• **TASK STATEMENT**
Extract the lines that carry the string "given" from the listing.

• **SUPPLIED DATA**

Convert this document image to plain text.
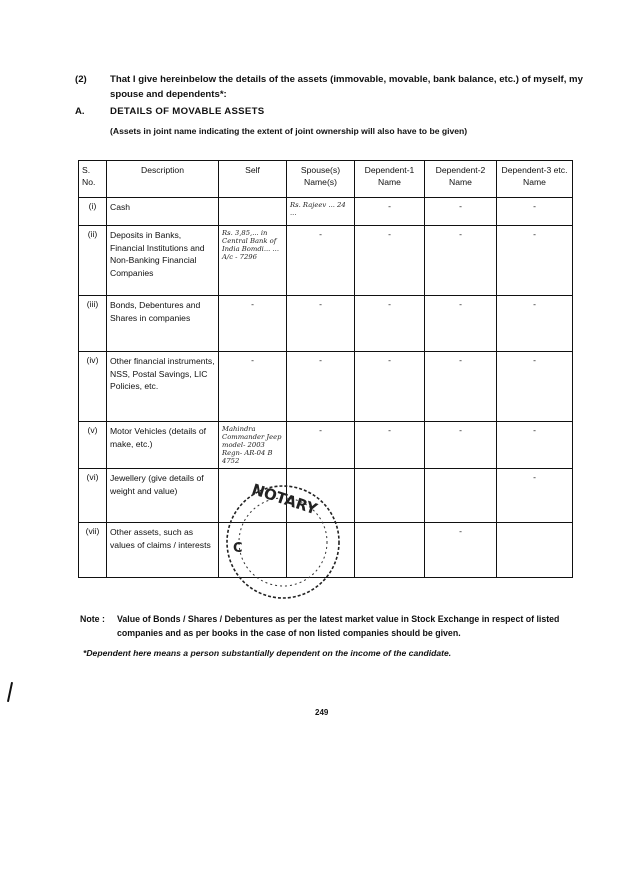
(2) That I give hereinbelow the details of the assets (immovable, movable, bank balance, etc.) of myself, my spouse and dependents*:
A.	DETAILS OF MOVABLE ASSETS
(Assets in joint name indicating the extent of joint ownership will also have to be given)
S. No.	Description	Self	Spouse(s) Name(s)	Dependent-1 Name	Dependent-2 Name	Dependent-3 etc. Name
(i)	Cash		Rs. Rajeev ... 24 ...	-	-	-
(ii)	Deposits in Banks, Financial Institutions and Non-Banking Financial Companies	Rs. 3,85,... in Central Bank of India Bomdi... ... A/c - 7296	-	-	-	-
(iii)	Bonds, Debentures and Shares in companies	-	-	-	-	-
(iv)	Other financial instruments, NSS, Postal Savings, LIC Policies, etc.	-	-	-	-	-
(v)	Motor Vehicles (details of make, etc.)	Mahindra Commander Jeep model- 2003 Regn- AR-04 B 4752	-	-	-	-
(vi)	Jewellery (give details of weight and value)					-
(vii)	Other assets, such as values of claims / interests				-	
NOTARY
C
Note : Value of Bonds / Shares / Debentures as per the latest market value in Stock Exchange in respect of listed companies and as per books in the case of non listed companies should be given.
*Dependent here means a person substantially dependent on the income of the candidate.
249
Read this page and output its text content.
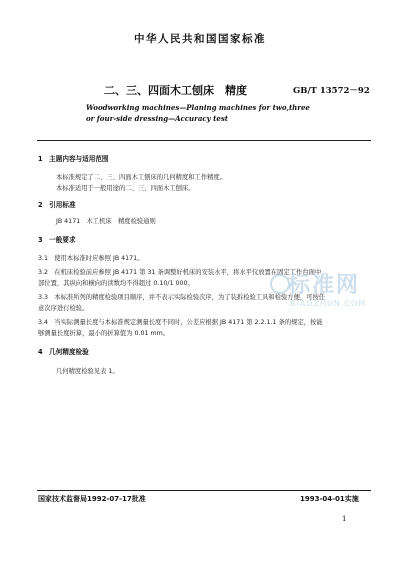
中华人民共和国国家标准
二、三、四面木工刨床　精度	GB/T 13572－92
Woodworking machines—Planing machines for two,three
or four-side dressing—Accuracy test
1　主题内容与适用范围
本标准规定了二、三、四面木工刨床的几何精度和工作精度。
本标准适用于一般用途的二、三、四面木工刨床。
2　引用标准
JB 4171　木工机床　精度检验通则
3　一般要求
3.1　使用本标准时应参照 JB 4171。
3.2　在机床检验前应参照 JB 4171 第 31 条调整好机床的安装水平，将水平仪放置在固定工作台面中
部位置，其纵向和横向的读数均不得超过 0.10/1 000。
3.3　本标准所列的精度检验项目顺序，并不表示实际检验次序，为了装拆检验工具和检验方便，可按任
意次序进行检验。
3.4　当实际测量长度与本标准规定测量长度不同时，公差应根据 JB 4171 第 2.2.1.1 条的规定，按能
够测量长度折算，最小的折算值为 0.01 mm。
4　几何精度检验
几何精度检验见表 1。
标准网
BIAOZHUN.COM
国家技术监督局1992-07-17批准	1993-04-01实施
1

• **COMPLETED EXERCISE**
(Assets in joint name indicating the extent of joint ownership will also have to be given)
Note : Value of Bonds / Shares / Debentures as per the latest market value in Stock Exchange in respect of listed companies and as per books in the case of non listed companies should be given.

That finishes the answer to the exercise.